Task to carry out
Write out the records beneath this line exactly as they appear, minus any images.

Extracted entries
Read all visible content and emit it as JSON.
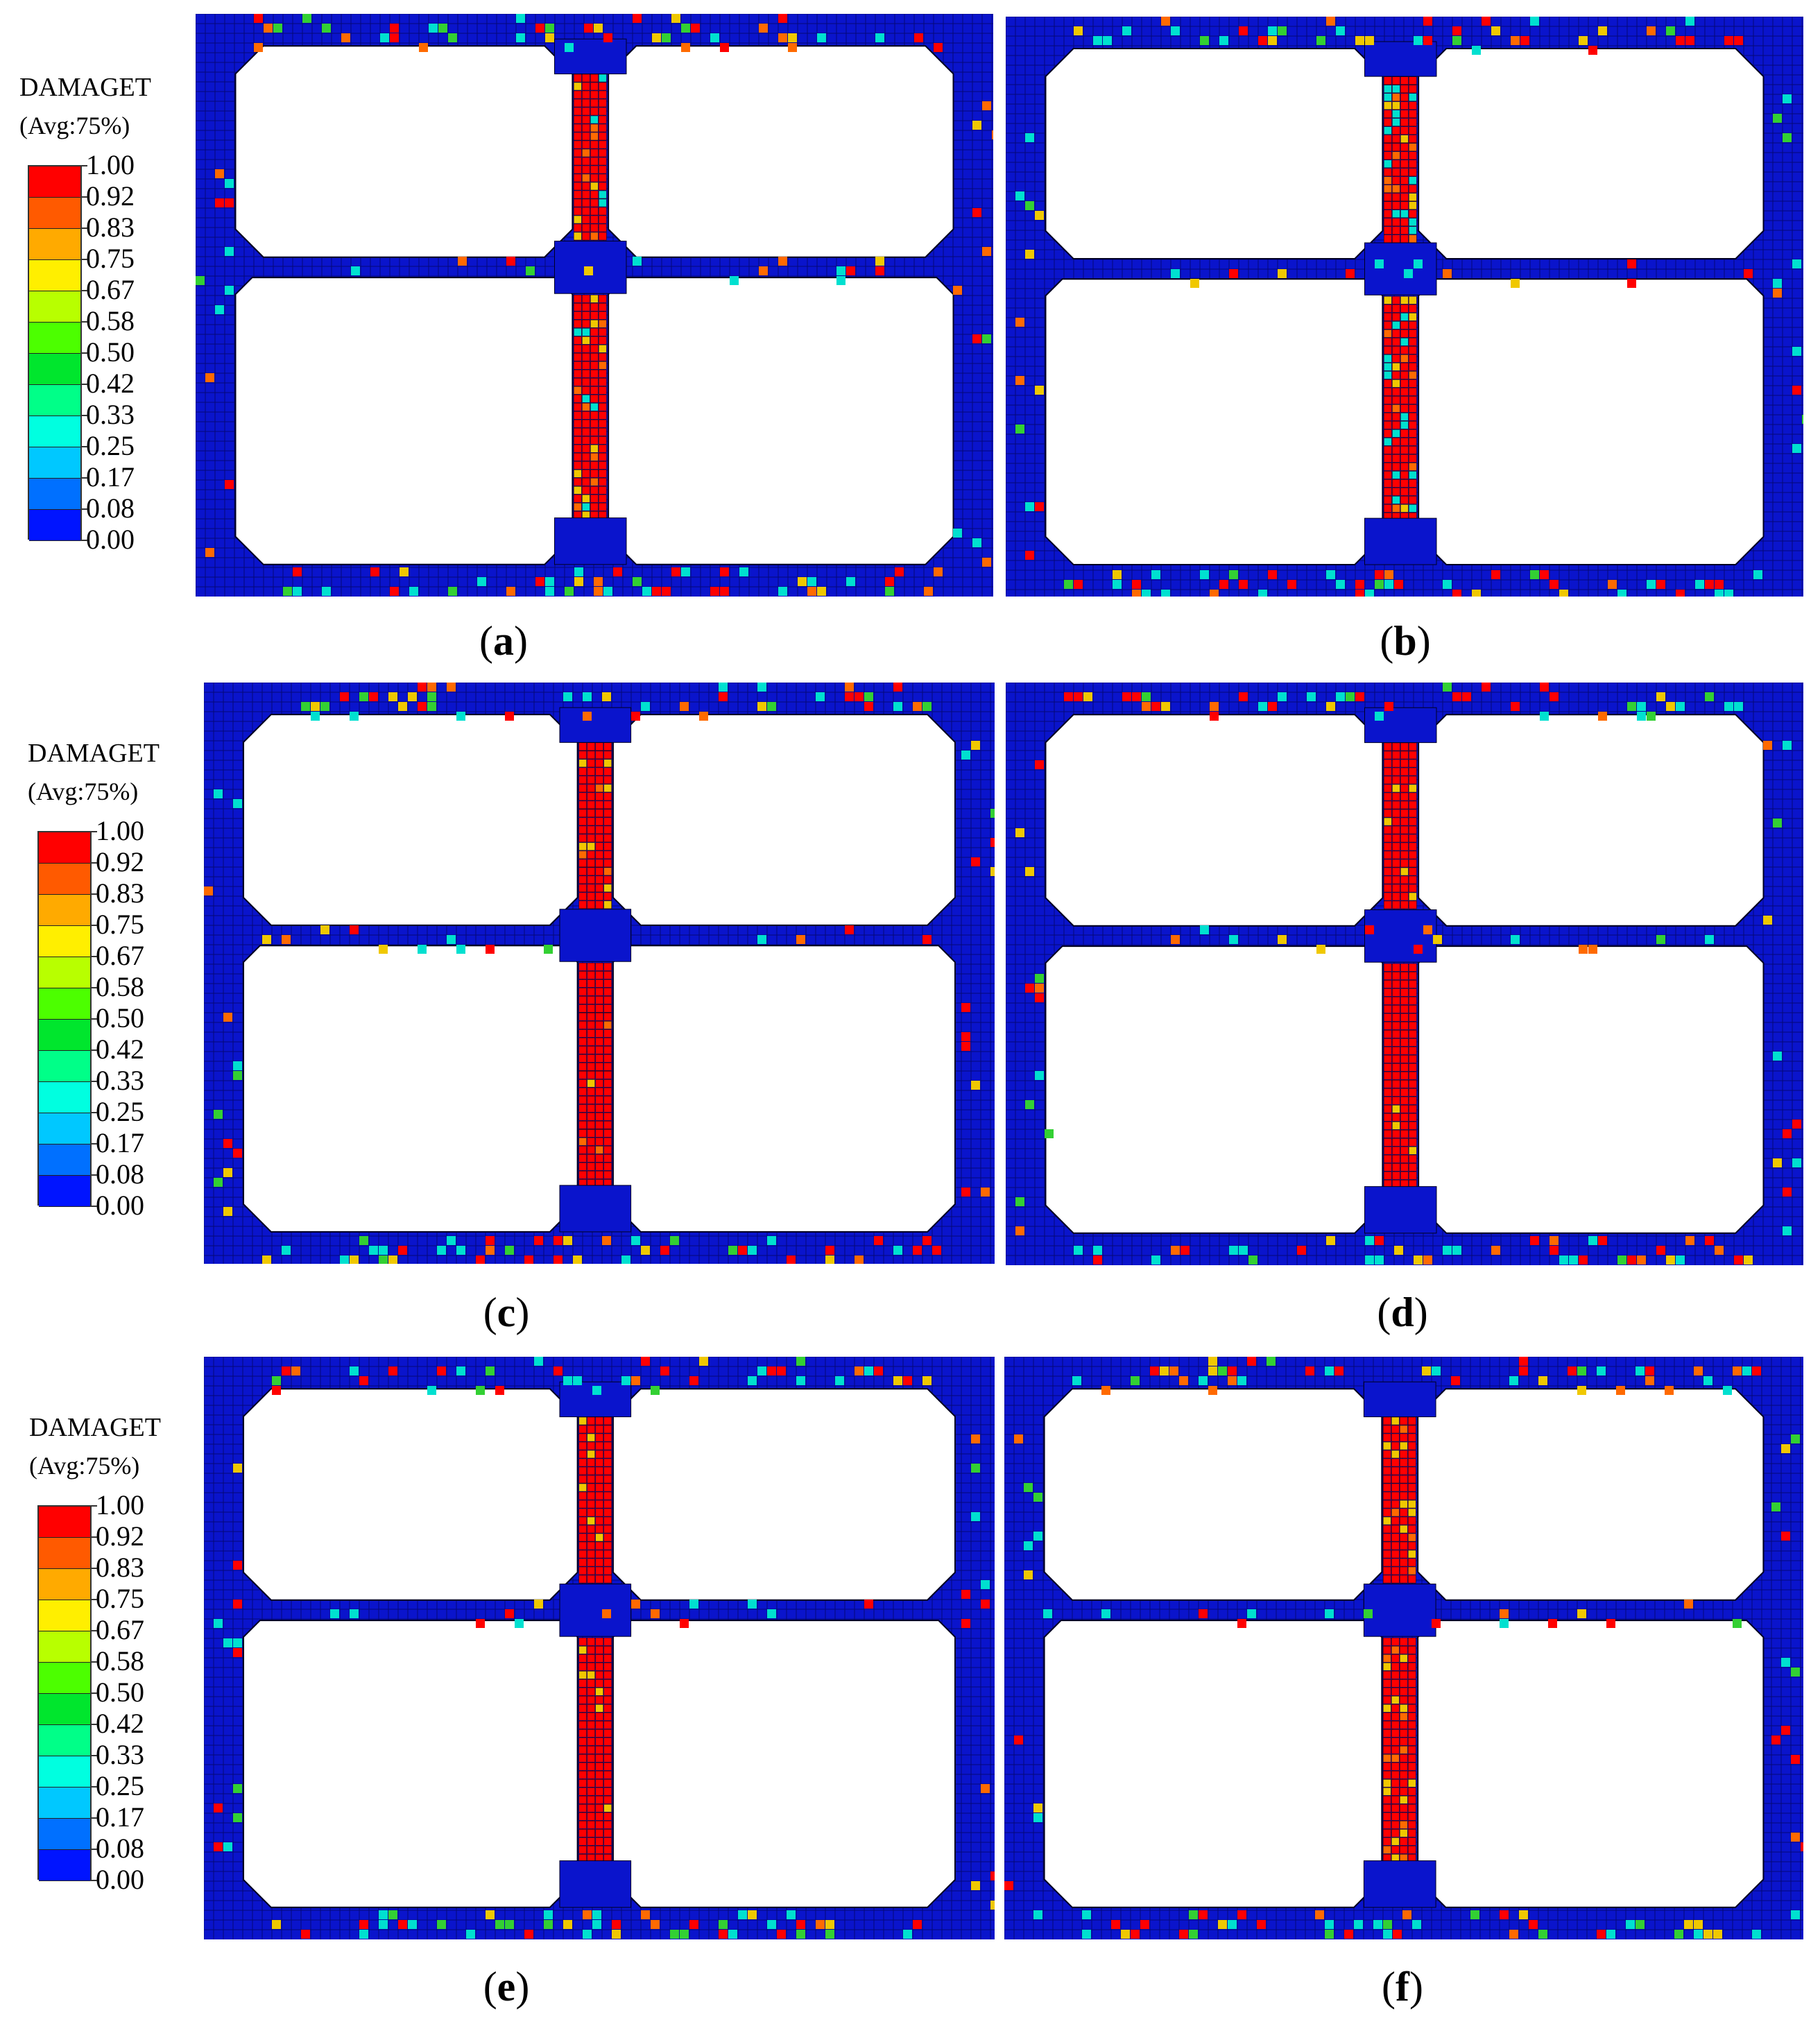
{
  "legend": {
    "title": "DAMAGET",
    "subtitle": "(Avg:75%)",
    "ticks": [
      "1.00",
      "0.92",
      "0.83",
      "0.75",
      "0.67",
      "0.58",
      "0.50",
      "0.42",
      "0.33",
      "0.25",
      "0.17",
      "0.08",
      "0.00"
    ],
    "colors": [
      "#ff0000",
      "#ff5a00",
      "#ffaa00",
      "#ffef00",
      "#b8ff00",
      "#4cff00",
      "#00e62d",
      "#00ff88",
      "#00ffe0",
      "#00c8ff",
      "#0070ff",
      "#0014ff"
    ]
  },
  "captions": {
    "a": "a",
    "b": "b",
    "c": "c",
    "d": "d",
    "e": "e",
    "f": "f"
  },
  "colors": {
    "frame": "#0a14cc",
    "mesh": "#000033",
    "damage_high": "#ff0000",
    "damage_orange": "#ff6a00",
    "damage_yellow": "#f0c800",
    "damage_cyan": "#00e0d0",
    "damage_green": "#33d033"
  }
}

Final result
Read all visible content and emit it as JSON.
{
  "legend": {
    "title": "DAMAGET",
    "subtitle": "(Avg:75%)",
    "ticks": [
      "1.00",
      "0.92",
      "0.83",
      "0.75",
      "0.67",
      "0.58",
      "0.50",
      "0.42",
      "0.33",
      "0.25",
      "0.17",
      "0.08",
      "0.00"
    ],
    "colors": [
      "#ff0000",
      "#ff5a00",
      "#ffaa00",
      "#ffef00",
      "#b8ff00",
      "#4cff00",
      "#00e62d",
      "#00ff88",
      "#00ffe0",
      "#00c8ff",
      "#0070ff",
      "#0014ff"
    ]
  },
  "captions": {
    "a": "a",
    "b": "b",
    "c": "c",
    "d": "d",
    "e": "e",
    "f": "f"
  },
  "colors": {
    "frame": "#0a14cc",
    "mesh": "#000033",
    "damage_high": "#ff0000",
    "damage_orange": "#ff6a00",
    "damage_yellow": "#f0c800",
    "damage_cyan": "#00e0d0",
    "damage_green": "#33d033"
  }
}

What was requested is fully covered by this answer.